WHAT THE TASK REQUIRES
Copy each line containing the word "address" from the records that follow, please.

--- start RECORDS FOR THE EXERCISE ---

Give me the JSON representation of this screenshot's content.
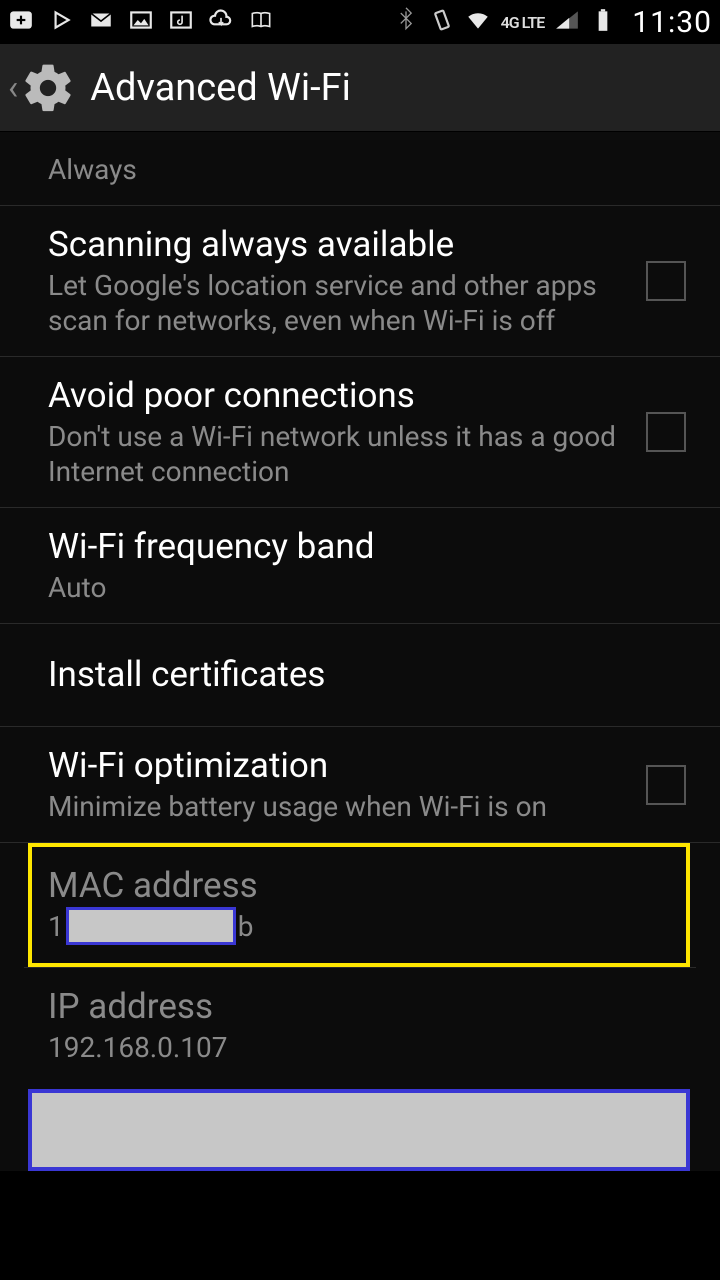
{
  "status": {
    "clock": "11:30",
    "net": "4G LTE"
  },
  "header": {
    "title": "Advanced Wi-Fi"
  },
  "items": {
    "always_sub": "Always",
    "scan_title": "Scanning always available",
    "scan_sub": "Let Google's location service and other apps scan for networks, even when Wi-Fi is off",
    "avoid_title": "Avoid poor connections",
    "avoid_sub": "Don't use a Wi-Fi network unless it has a good Internet connection",
    "freq_title": "Wi-Fi frequency band",
    "freq_sub": "Auto",
    "cert_title": "Install certificates",
    "opt_title": "Wi-Fi optimization",
    "opt_sub": "Minimize battery usage when Wi-Fi is on",
    "mac_title": "MAC address",
    "mac_prefix": "1",
    "mac_suffix": "b",
    "ip_title": "IP address",
    "ip_value": "192.168.0.107"
  }
}
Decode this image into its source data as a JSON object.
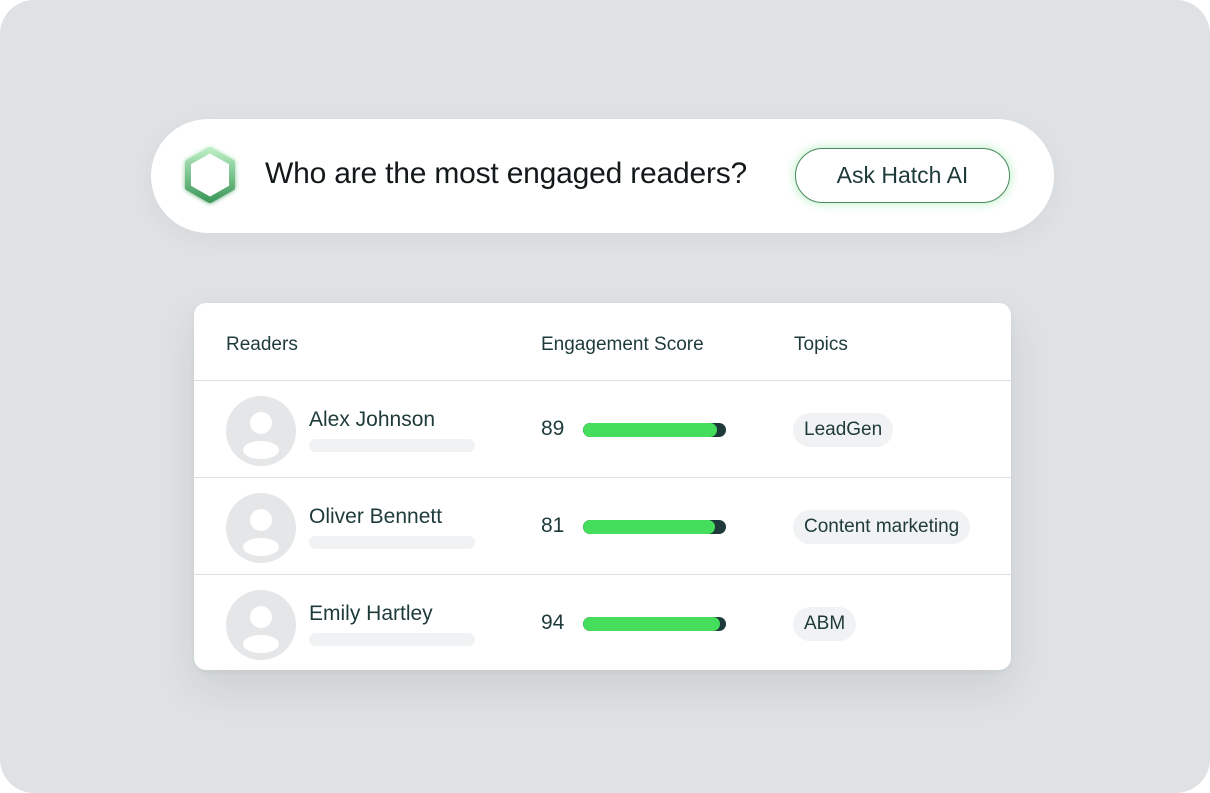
{
  "query": {
    "question": "Who are the most engaged readers?",
    "ask_button_label": "Ask Hatch AI",
    "logo_icon": "hexagon-icon"
  },
  "table": {
    "headers": {
      "readers": "Readers",
      "score": "Engagement Score",
      "topics": "Topics"
    },
    "rows": [
      {
        "name": "Alex Johnson",
        "score": "89",
        "score_fraction": 0.94,
        "topic": "LeadGen"
      },
      {
        "name": "Oliver Bennett",
        "score": "81",
        "score_fraction": 0.92,
        "topic": "Content marketing"
      },
      {
        "name": "Emily Hartley",
        "score": "94",
        "score_fraction": 0.96,
        "topic": "ABM"
      }
    ]
  },
  "colors": {
    "accent_green": "#44dd5c",
    "dark_teal": "#1f3a3a",
    "background": "#dfe2e4"
  }
}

--- end RECORDS FOR THE EXERCISE ---

SOLUTION TO THIS EXERCISE
    "mac_title": "MAC address",
    "ip_title": "IP address",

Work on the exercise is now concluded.